• _Materials provided_:
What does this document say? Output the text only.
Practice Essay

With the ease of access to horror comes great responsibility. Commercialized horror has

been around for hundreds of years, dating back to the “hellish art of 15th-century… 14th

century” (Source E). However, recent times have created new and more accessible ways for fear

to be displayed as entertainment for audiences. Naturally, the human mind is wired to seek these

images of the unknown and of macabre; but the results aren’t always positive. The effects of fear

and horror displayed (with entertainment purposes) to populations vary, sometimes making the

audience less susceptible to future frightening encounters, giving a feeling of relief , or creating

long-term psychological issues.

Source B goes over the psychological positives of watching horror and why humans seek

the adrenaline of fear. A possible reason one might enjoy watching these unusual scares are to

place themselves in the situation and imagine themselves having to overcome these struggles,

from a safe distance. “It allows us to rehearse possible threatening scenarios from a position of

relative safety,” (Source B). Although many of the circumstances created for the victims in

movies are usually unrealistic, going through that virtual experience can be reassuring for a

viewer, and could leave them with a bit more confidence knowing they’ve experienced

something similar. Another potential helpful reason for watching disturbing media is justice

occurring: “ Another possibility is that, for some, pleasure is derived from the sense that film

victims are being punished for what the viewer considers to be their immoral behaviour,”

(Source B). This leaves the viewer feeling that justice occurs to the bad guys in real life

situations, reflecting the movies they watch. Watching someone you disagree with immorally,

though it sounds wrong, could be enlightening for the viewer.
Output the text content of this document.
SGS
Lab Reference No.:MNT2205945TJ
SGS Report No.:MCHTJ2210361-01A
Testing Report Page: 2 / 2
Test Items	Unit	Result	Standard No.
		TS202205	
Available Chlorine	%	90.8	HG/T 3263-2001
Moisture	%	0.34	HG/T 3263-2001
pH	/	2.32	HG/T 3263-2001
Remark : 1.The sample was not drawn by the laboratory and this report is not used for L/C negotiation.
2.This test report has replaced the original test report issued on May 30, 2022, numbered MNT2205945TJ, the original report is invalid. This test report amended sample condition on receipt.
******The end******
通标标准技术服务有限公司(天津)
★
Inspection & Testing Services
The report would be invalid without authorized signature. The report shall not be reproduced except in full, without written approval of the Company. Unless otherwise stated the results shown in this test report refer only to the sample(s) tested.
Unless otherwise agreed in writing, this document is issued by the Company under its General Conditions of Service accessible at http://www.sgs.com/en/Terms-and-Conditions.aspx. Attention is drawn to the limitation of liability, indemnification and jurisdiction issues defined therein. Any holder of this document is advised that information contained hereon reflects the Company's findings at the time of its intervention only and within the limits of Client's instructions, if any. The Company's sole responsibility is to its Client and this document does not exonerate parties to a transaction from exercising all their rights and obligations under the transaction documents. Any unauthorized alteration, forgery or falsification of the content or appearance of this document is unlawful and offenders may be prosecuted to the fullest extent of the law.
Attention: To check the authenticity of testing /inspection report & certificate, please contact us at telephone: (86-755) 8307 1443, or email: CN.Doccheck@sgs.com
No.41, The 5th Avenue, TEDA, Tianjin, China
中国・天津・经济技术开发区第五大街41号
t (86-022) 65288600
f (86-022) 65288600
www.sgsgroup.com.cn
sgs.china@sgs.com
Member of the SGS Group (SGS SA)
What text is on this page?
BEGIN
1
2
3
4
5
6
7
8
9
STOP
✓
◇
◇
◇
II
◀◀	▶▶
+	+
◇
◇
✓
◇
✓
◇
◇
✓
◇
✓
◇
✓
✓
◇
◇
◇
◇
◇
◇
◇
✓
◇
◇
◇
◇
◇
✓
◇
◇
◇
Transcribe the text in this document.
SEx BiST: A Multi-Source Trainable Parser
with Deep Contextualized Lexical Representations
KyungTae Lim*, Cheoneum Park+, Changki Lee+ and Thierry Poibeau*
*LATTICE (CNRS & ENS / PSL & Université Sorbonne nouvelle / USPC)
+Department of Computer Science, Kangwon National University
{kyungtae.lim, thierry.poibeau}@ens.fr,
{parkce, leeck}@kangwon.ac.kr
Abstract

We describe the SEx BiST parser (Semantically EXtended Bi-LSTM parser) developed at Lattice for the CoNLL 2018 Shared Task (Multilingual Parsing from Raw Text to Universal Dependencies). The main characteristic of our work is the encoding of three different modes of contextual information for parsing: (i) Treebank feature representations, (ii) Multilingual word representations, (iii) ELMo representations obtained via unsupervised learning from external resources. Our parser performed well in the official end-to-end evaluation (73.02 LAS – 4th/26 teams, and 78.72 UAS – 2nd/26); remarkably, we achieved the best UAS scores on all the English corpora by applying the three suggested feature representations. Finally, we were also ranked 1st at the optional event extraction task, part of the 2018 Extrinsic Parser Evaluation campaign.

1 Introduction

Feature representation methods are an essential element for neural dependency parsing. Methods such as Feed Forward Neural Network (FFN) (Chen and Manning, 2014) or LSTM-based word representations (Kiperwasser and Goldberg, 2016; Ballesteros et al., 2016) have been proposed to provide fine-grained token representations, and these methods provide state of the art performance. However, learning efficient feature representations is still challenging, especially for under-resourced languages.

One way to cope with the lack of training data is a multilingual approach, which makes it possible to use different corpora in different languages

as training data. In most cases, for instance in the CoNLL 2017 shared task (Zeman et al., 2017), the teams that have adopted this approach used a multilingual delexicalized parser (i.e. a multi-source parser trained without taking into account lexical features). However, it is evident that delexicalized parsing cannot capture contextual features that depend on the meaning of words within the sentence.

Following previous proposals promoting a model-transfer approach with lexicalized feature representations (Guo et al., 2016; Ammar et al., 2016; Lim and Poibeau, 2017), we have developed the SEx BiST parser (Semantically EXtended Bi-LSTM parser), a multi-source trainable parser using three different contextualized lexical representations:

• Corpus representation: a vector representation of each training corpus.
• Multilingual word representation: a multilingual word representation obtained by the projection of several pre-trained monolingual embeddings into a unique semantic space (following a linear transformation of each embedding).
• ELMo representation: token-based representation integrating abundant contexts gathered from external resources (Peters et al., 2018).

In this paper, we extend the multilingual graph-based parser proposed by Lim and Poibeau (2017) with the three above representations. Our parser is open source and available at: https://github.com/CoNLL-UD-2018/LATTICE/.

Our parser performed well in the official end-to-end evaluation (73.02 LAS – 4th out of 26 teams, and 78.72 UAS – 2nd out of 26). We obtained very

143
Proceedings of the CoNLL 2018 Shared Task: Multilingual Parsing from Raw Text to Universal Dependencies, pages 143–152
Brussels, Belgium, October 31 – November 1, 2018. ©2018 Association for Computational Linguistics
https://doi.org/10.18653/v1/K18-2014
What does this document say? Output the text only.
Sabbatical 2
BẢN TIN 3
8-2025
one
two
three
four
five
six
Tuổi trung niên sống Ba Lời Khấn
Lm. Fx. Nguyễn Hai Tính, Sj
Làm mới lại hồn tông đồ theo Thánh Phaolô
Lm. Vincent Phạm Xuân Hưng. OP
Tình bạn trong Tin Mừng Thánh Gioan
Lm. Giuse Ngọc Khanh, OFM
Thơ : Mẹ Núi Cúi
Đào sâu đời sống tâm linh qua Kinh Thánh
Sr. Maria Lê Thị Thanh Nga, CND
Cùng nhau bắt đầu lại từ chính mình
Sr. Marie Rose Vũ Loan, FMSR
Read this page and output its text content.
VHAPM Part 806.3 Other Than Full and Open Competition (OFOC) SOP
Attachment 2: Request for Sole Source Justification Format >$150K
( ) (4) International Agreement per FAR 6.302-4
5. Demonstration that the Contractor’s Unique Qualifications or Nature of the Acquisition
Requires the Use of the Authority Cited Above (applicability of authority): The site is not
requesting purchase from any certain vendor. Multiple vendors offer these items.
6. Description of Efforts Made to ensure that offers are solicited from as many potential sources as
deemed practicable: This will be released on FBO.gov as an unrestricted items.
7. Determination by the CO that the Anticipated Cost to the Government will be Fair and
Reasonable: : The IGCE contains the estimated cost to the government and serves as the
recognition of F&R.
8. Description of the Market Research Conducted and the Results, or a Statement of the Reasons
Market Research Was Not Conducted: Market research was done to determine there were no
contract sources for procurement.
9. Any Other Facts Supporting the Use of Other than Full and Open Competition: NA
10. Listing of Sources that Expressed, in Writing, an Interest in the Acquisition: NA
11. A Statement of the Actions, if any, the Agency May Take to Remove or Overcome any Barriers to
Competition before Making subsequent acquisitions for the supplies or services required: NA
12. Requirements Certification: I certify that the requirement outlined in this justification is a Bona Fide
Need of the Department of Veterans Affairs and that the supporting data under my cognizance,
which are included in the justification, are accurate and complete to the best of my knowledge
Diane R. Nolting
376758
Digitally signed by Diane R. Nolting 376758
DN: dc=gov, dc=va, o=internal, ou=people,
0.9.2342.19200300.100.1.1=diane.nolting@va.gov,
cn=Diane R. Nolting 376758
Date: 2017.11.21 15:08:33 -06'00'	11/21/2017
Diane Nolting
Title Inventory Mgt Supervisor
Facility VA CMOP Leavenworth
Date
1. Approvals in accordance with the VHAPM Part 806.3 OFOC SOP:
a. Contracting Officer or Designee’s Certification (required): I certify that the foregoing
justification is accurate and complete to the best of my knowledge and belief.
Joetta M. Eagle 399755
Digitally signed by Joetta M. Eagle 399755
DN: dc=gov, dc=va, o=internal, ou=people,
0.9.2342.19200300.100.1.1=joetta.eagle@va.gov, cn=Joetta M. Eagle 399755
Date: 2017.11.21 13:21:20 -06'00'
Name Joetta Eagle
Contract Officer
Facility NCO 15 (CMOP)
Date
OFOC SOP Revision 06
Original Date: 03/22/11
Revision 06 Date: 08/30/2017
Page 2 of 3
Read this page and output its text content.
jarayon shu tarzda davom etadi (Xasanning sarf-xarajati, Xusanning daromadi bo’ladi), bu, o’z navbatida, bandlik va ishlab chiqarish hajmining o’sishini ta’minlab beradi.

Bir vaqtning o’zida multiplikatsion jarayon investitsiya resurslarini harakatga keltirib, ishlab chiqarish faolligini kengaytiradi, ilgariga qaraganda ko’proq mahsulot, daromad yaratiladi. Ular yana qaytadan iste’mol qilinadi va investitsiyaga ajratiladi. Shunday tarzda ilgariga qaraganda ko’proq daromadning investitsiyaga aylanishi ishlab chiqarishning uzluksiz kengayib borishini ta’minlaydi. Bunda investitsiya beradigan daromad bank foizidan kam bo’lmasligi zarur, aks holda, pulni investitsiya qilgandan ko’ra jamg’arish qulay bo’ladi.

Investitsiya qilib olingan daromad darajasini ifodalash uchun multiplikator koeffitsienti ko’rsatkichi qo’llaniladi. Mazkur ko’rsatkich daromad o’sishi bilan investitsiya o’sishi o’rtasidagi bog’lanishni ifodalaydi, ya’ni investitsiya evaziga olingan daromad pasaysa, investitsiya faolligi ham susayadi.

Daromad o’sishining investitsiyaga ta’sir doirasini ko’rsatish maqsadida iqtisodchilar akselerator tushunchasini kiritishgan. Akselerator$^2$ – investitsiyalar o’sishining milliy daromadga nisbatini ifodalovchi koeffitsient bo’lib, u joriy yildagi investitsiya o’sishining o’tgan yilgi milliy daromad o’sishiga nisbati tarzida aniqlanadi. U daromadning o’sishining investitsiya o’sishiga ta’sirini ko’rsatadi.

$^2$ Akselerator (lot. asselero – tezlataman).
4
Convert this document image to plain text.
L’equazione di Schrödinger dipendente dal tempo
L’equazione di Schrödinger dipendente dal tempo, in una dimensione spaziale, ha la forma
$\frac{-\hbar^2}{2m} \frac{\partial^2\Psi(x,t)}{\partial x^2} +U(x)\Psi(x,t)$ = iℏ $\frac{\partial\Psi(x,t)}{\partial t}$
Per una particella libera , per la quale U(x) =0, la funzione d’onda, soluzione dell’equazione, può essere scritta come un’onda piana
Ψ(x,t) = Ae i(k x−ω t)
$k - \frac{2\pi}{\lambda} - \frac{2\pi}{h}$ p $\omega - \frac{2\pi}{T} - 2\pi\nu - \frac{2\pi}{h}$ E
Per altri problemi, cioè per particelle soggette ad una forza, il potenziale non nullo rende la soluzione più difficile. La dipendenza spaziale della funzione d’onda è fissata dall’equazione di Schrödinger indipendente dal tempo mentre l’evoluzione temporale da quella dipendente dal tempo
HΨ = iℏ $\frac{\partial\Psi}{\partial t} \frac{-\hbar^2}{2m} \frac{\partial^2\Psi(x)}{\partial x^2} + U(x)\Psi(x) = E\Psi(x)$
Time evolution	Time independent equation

• _Challenge_: In the listing above, how many lines hold the word "VHAPM"? Give the number and nothing more.

• _Correct output_: 2